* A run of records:
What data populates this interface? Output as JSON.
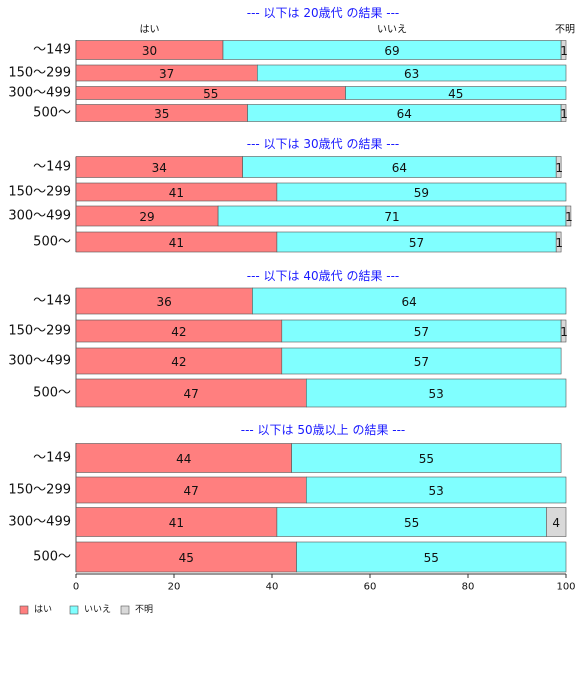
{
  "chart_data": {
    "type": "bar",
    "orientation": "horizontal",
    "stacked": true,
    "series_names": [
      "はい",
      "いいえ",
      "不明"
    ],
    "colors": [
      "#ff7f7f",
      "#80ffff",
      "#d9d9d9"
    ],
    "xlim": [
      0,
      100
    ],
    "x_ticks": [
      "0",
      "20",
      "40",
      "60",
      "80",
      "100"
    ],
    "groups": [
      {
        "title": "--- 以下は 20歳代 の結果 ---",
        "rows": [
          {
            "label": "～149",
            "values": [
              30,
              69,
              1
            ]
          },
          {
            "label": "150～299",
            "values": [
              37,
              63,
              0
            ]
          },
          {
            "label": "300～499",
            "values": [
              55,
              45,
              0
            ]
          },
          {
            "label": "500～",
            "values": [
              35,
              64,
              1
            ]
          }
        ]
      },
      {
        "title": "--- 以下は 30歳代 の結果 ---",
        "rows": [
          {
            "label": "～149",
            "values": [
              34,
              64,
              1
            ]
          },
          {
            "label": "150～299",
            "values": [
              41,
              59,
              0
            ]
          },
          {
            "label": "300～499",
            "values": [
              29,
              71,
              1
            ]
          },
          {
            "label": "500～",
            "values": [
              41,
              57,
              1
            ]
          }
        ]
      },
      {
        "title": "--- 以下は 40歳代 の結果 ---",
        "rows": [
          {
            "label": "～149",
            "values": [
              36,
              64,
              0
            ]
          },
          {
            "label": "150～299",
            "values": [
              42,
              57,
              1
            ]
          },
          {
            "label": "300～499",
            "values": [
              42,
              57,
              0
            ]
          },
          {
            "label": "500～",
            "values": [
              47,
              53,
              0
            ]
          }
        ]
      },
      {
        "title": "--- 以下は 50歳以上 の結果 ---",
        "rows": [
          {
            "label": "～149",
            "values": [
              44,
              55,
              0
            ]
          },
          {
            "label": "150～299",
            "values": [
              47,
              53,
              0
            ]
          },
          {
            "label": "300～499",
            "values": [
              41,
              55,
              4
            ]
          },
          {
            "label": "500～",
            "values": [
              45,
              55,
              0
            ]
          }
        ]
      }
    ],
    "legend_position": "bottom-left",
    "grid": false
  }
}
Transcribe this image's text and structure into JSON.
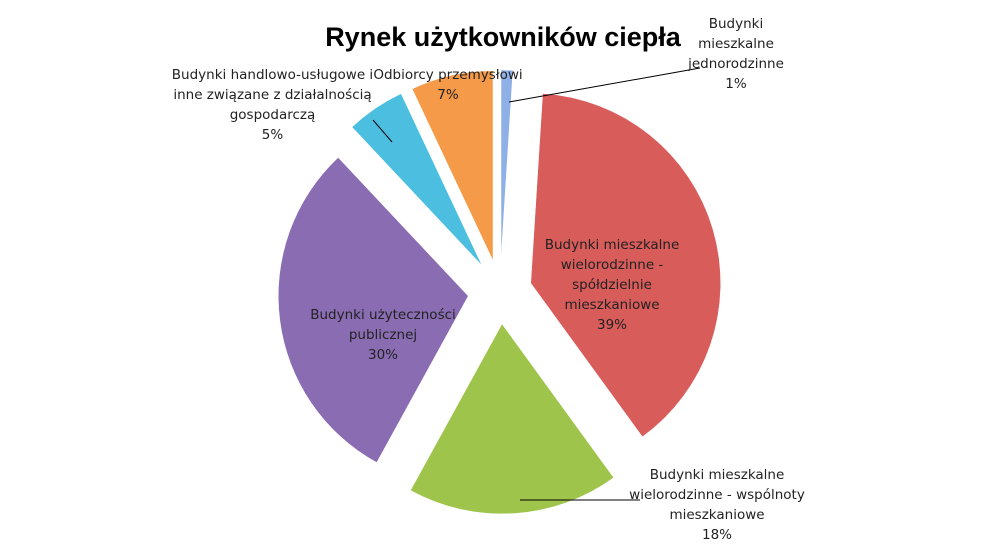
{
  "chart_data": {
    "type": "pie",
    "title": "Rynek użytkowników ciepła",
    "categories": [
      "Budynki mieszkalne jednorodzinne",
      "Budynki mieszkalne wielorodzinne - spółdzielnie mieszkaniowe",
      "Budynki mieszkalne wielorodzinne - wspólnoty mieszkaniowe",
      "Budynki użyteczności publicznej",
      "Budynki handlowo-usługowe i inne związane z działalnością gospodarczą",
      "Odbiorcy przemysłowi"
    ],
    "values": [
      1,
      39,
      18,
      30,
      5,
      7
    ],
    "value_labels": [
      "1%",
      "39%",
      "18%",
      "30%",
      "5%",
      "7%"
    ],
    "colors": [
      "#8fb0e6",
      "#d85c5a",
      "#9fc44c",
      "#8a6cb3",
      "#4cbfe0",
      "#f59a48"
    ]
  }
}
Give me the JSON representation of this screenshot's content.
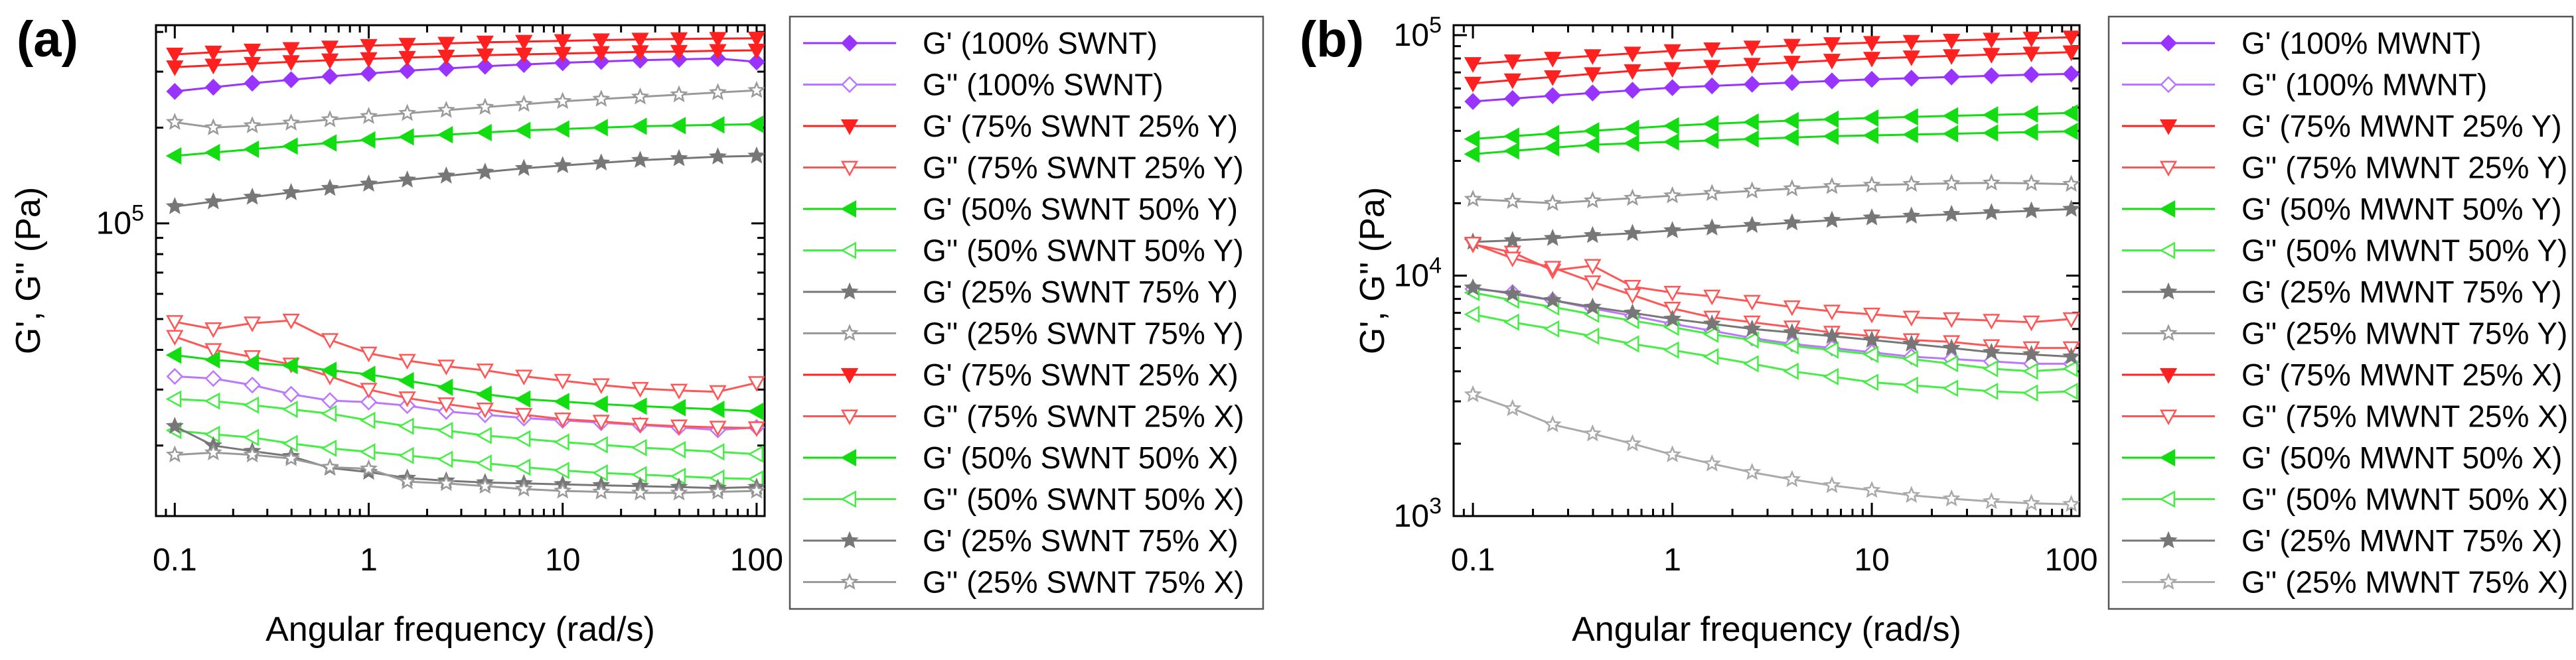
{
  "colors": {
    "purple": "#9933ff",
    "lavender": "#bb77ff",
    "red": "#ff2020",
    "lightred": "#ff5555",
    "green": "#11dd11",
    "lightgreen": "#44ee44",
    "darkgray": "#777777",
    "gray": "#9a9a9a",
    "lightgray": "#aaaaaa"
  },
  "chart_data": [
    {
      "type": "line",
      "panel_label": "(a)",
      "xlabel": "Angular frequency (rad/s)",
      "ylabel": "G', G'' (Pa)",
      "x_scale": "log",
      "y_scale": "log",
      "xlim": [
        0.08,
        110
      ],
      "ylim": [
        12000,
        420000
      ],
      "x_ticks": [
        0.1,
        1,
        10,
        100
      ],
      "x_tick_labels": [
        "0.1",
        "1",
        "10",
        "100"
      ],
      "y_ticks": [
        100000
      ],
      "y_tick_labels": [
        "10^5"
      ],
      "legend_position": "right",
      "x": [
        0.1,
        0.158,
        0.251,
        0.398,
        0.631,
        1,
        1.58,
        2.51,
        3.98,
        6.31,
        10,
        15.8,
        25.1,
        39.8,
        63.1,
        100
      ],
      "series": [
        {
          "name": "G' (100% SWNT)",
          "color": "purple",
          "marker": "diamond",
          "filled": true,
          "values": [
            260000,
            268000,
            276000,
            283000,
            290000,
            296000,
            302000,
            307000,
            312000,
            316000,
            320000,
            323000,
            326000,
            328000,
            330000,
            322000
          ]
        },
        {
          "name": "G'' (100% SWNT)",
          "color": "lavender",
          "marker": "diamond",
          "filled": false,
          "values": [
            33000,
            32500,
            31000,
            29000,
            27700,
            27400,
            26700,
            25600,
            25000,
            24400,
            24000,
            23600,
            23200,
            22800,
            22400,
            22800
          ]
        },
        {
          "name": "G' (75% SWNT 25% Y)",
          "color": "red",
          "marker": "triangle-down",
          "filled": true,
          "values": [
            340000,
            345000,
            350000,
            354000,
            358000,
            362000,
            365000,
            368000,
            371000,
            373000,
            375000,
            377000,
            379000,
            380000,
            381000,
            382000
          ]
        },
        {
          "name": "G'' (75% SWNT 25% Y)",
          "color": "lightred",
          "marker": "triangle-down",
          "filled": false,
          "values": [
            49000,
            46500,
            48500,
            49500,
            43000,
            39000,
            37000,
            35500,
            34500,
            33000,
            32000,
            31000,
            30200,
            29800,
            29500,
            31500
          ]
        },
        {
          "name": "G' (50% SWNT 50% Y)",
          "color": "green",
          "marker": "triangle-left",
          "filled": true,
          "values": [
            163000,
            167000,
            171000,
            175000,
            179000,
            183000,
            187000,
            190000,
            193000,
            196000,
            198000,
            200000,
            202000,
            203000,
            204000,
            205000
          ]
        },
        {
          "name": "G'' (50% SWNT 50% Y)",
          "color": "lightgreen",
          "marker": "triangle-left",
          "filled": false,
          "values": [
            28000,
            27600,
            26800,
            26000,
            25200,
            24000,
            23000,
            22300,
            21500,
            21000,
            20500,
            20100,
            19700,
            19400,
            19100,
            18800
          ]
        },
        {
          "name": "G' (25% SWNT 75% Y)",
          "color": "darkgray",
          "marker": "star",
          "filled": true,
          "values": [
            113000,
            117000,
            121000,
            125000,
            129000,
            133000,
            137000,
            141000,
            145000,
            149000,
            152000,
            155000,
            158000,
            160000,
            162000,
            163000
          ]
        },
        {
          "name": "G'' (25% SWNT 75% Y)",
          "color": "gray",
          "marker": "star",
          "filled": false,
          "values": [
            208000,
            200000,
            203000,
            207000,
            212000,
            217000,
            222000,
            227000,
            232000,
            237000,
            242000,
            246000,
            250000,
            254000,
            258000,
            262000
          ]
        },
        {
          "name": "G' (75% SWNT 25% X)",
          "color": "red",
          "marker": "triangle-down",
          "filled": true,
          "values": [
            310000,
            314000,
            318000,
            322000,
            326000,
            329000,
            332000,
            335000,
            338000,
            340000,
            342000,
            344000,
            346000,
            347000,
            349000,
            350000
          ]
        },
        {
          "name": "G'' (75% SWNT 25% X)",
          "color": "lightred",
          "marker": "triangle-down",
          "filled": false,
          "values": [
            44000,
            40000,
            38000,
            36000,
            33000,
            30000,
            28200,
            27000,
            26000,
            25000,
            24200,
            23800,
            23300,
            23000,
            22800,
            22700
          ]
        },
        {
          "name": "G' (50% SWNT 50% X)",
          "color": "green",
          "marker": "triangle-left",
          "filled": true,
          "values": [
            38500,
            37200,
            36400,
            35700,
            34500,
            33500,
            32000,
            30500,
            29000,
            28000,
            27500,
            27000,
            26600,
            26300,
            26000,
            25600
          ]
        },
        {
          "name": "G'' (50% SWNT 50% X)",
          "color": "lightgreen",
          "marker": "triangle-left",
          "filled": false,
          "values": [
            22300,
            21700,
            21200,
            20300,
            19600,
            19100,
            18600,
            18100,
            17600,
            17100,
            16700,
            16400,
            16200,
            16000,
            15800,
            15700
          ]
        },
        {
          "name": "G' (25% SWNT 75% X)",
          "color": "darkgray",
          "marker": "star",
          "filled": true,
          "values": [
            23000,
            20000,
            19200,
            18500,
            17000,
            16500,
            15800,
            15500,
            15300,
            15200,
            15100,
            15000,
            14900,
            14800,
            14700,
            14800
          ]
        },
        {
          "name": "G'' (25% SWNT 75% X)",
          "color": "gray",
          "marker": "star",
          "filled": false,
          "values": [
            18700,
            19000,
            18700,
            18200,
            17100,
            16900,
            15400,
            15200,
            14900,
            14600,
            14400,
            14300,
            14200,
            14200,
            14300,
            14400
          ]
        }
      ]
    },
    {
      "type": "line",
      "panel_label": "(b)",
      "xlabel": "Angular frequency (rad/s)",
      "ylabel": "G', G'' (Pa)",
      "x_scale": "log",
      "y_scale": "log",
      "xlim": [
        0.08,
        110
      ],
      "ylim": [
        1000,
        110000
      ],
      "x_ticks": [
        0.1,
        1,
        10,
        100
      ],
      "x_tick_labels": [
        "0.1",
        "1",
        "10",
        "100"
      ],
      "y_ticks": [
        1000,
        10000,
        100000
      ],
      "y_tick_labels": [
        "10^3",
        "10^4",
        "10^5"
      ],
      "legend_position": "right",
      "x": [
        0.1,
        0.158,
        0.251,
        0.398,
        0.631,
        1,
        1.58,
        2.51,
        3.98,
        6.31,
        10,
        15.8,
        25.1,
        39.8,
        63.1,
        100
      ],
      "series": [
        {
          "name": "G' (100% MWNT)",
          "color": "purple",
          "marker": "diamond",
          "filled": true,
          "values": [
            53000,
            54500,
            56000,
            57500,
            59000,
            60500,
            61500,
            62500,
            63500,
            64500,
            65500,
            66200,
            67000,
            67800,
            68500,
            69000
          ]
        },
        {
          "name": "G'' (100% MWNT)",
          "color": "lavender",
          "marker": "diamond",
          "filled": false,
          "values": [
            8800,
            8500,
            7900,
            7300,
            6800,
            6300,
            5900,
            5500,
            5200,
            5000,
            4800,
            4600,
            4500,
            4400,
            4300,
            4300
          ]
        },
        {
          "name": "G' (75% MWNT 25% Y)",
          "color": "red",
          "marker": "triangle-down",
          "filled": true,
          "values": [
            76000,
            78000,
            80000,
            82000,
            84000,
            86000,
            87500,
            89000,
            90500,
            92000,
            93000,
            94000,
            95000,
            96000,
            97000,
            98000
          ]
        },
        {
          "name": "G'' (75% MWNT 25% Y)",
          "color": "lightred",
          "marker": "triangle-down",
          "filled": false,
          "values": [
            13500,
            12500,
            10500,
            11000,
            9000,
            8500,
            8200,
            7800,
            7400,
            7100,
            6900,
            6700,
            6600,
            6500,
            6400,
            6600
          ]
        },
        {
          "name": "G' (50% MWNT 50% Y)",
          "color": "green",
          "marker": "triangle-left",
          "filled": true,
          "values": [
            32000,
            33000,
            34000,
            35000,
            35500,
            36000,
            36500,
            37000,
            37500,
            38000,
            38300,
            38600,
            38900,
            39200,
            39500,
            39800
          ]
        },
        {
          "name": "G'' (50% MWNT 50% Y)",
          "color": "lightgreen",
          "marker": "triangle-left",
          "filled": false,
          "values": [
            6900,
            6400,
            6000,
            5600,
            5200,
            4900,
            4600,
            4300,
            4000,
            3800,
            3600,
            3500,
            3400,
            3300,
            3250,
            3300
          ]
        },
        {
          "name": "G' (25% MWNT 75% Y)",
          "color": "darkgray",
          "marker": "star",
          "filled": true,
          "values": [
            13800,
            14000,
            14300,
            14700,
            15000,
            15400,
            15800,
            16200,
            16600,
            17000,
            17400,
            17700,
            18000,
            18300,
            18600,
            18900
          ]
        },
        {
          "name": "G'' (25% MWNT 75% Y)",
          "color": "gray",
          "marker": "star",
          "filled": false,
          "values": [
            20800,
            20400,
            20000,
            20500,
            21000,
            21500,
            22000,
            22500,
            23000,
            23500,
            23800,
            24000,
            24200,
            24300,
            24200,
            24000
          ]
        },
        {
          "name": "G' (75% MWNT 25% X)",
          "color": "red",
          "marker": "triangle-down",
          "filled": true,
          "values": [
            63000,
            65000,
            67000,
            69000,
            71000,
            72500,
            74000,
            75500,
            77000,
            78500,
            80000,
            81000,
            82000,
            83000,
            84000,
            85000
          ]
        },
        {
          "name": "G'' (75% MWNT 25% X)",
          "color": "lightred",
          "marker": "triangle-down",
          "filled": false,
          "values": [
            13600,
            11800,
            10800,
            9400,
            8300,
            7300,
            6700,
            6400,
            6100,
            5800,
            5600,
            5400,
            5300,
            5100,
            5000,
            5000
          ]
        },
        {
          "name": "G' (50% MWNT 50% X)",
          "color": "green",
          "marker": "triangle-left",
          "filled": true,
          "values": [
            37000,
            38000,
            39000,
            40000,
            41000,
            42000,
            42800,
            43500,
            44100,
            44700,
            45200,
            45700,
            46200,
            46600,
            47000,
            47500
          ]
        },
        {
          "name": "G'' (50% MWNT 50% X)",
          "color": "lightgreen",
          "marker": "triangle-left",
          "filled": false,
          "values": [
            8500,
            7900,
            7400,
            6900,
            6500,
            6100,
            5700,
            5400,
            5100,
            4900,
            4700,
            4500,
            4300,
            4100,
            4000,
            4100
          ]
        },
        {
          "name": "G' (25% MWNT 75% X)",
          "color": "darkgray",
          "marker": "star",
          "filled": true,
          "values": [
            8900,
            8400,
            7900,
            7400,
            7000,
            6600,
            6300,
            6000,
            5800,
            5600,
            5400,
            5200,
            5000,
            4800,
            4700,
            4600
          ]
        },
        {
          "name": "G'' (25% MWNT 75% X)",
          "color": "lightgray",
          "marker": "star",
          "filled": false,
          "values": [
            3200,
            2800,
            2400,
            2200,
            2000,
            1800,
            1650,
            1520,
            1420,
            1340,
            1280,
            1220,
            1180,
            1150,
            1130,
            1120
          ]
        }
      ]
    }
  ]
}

* Goal of the exercise: Determine the number of lines in the listing that contain the string "Budynki". Write that number and nothing else.

* Exercise output: 5